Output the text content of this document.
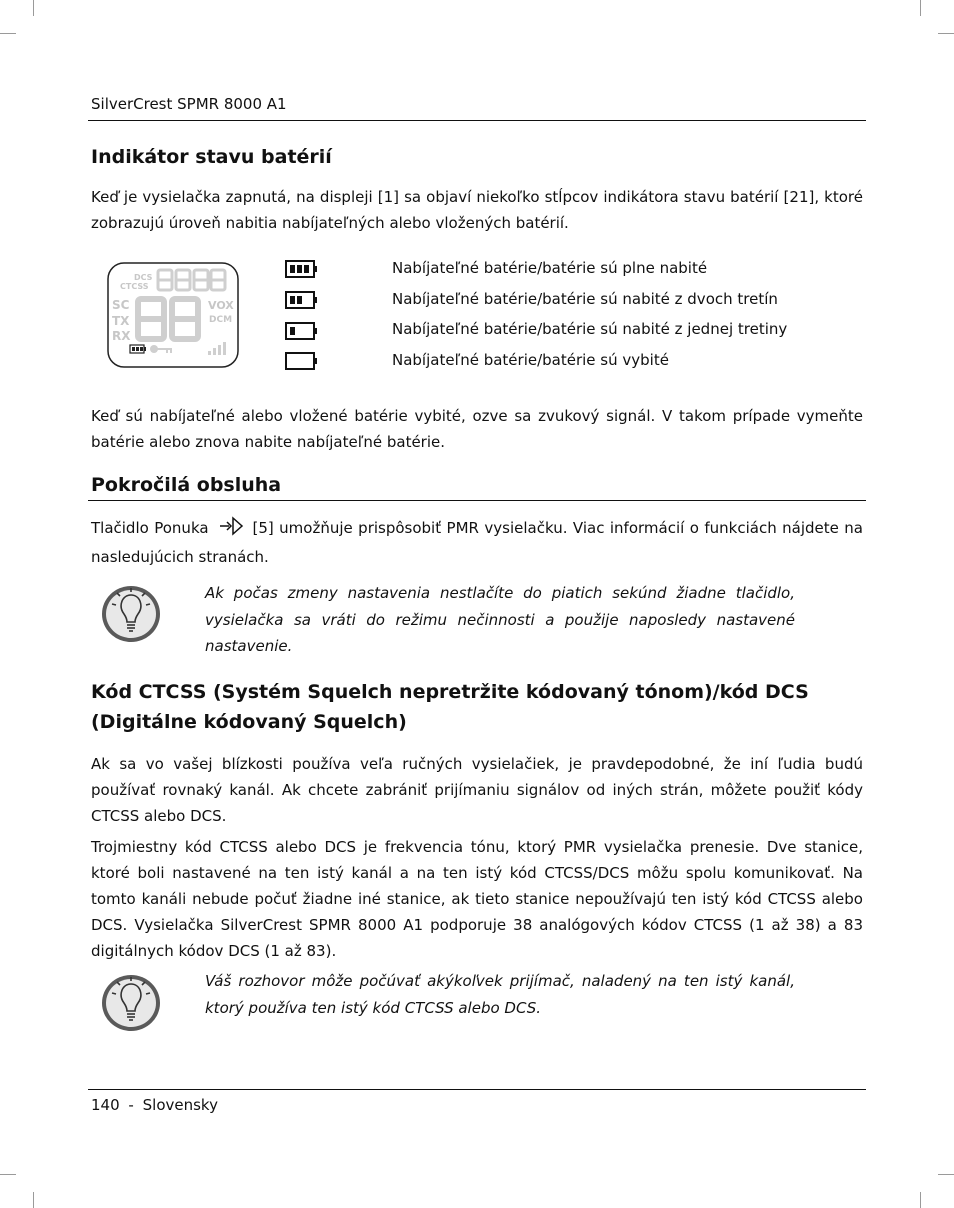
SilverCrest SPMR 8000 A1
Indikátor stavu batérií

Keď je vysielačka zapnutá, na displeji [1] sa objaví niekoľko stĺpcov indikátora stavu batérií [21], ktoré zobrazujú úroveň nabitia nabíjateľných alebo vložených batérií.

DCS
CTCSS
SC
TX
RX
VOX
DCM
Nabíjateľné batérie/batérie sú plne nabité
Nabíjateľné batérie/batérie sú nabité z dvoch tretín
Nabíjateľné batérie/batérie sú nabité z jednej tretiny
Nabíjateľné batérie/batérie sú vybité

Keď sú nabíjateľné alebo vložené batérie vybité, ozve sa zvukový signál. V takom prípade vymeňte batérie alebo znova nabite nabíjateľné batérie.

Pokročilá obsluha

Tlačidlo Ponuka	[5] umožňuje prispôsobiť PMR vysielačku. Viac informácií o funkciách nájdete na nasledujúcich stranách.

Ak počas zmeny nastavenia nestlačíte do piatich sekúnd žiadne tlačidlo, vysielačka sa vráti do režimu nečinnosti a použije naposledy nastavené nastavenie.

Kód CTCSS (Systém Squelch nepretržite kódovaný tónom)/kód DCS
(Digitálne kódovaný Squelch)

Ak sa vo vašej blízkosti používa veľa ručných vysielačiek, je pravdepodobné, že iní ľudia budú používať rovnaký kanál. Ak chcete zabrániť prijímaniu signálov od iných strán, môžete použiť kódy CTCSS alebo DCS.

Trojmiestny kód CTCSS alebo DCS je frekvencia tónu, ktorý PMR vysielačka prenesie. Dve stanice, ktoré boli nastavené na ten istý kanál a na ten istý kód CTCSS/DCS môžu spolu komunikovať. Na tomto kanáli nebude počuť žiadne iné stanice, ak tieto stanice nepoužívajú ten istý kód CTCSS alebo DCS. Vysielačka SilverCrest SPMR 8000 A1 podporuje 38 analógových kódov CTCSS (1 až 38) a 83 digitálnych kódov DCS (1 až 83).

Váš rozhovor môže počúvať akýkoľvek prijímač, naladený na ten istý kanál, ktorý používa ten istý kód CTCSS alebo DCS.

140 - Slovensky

**TASK PROMPT**
Ignore the images and quote every line of the listing exactly.

**THE REPLY**
Output the text content of this document.
SilverCrest SPMR 8000 A1
Indikátor stavu batérií

Keď je vysielačka zapnutá, na displeji [1] sa objaví niekoľko stĺpcov indikátora stavu batérií [21], ktoré zobrazujú úroveň nabitia nabíjateľných alebo vložených batérií.

DCS
CTCSS
SC
TX
RX
VOX
DCM
Nabíjateľné batérie/batérie sú plne nabité
Nabíjateľné batérie/batérie sú nabité z dvoch tretín
Nabíjateľné batérie/batérie sú nabité z jednej tretiny
Nabíjateľné batérie/batérie sú vybité

Keď sú nabíjateľné alebo vložené batérie vybité, ozve sa zvukový signál. V takom prípade vymeňte batérie alebo znova nabite nabíjateľné batérie.

Pokročilá obsluha

Tlačidlo Ponuka	[5] umožňuje prispôsobiť PMR vysielačku. Viac informácií o funkciách nájdete na nasledujúcich stranách.

Ak počas zmeny nastavenia nestlačíte do piatich sekúnd žiadne tlačidlo, vysielačka sa vráti do režimu nečinnosti a použije naposledy nastavené nastavenie.

Kód CTCSS (Systém Squelch nepretržite kódovaný tónom)/kód DCS
(Digitálne kódovaný Squelch)

Ak sa vo vašej blízkosti používa veľa ručných vysielačiek, je pravdepodobné, že iní ľudia budú používať rovnaký kanál. Ak chcete zabrániť prijímaniu signálov od iných strán, môžete použiť kódy CTCSS alebo DCS.

Trojmiestny kód CTCSS alebo DCS je frekvencia tónu, ktorý PMR vysielačka prenesie. Dve stanice, ktoré boli nastavené na ten istý kanál a na ten istý kód CTCSS/DCS môžu spolu komunikovať. Na tomto kanáli nebude počuť žiadne iné stanice, ak tieto stanice nepoužívajú ten istý kód CTCSS alebo DCS. Vysielačka SilverCrest SPMR 8000 A1 podporuje 38 analógových kódov CTCSS (1 až 38) a 83 digitálnych kódov DCS (1 až 83).

Váš rozhovor môže počúvať akýkoľvek prijímač, naladený na ten istý kanál, ktorý používa ten istý kód CTCSS alebo DCS.

140 - Slovensky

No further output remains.